Task instructions:
Take the data that follows and retype it word for word.

[Stored data]
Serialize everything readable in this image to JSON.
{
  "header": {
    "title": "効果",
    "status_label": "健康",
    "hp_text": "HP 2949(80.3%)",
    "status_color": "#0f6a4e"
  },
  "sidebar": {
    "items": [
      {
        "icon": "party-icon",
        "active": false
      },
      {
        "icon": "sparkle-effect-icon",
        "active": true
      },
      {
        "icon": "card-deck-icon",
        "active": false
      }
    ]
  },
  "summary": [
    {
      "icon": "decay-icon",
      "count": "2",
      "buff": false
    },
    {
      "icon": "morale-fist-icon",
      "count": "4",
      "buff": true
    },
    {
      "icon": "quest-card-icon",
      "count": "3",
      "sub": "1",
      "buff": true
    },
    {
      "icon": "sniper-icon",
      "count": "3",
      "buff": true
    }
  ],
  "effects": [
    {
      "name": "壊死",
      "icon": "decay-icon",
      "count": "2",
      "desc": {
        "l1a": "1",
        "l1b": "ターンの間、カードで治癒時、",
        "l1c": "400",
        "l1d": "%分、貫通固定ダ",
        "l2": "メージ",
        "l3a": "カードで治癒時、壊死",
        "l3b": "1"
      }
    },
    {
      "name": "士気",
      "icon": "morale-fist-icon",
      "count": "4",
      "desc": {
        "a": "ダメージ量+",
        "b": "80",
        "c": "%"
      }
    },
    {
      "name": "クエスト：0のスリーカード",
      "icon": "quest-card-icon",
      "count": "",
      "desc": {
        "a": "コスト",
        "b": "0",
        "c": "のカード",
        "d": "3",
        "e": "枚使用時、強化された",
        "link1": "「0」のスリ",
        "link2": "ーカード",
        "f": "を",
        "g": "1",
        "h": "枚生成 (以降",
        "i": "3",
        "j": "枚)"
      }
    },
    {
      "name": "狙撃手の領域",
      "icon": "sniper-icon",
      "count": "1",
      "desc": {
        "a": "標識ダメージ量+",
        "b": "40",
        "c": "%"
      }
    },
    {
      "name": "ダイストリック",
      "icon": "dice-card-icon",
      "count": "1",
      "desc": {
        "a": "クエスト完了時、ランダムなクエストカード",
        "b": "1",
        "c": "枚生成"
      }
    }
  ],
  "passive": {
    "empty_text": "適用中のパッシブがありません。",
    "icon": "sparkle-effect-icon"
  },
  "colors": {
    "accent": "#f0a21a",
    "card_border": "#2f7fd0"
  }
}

Result:
Serialize everything readable in this image to JSON.
{
  "header": {
    "title": "効果",
    "status_label": "健康",
    "hp_text": "HP 2949(80.3%)",
    "status_color": "#0f6a4e"
  },
  "sidebar": {
    "items": [
      {
        "icon": "party-icon",
        "active": false
      },
      {
        "icon": "sparkle-effect-icon",
        "active": true
      },
      {
        "icon": "card-deck-icon",
        "active": false
      }
    ]
  },
  "summary": [
    {
      "icon": "decay-icon",
      "count": "2",
      "buff": false
    },
    {
      "icon": "morale-fist-icon",
      "count": "4",
      "buff": true
    },
    {
      "icon": "quest-card-icon",
      "count": "3",
      "sub": "1",
      "buff": true
    },
    {
      "icon": "sniper-icon",
      "count": "3",
      "buff": true
    }
  ],
  "effects": [
    {
      "name": "壊死",
      "icon": "decay-icon",
      "count": "2",
      "desc": {
        "l1a": "1",
        "l1b": "ターンの間、カードで治癒時、",
        "l1c": "400",
        "l1d": "%分、貫通固定ダ",
        "l2": "メージ",
        "l3a": "カードで治癒時、壊死",
        "l3b": "1"
      }
    },
    {
      "name": "士気",
      "icon": "morale-fist-icon",
      "count": "4",
      "desc": {
        "a": "ダメージ量+",
        "b": "80",
        "c": "%"
      }
    },
    {
      "name": "クエスト：0のスリーカード",
      "icon": "quest-card-icon",
      "count": "",
      "desc": {
        "a": "コスト",
        "b": "0",
        "c": "のカード",
        "d": "3",
        "e": "枚使用時、強化された",
        "link1": "「0」のスリ",
        "link2": "ーカード",
        "f": "を",
        "g": "1",
        "h": "枚生成 (以降",
        "i": "3",
        "j": "枚)"
      }
    },
    {
      "name": "狙撃手の領域",
      "icon": "sniper-icon",
      "count": "1",
      "desc": {
        "a": "標識ダメージ量+",
        "b": "40",
        "c": "%"
      }
    },
    {
      "name": "ダイストリック",
      "icon": "dice-card-icon",
      "count": "1",
      "desc": {
        "a": "クエスト完了時、ランダムなクエストカード",
        "b": "1",
        "c": "枚生成"
      }
    }
  ],
  "passive": {
    "empty_text": "適用中のパッシブがありません。",
    "icon": "sparkle-effect-icon"
  },
  "colors": {
    "accent": "#f0a21a",
    "card_border": "#2f7fd0"
  }
}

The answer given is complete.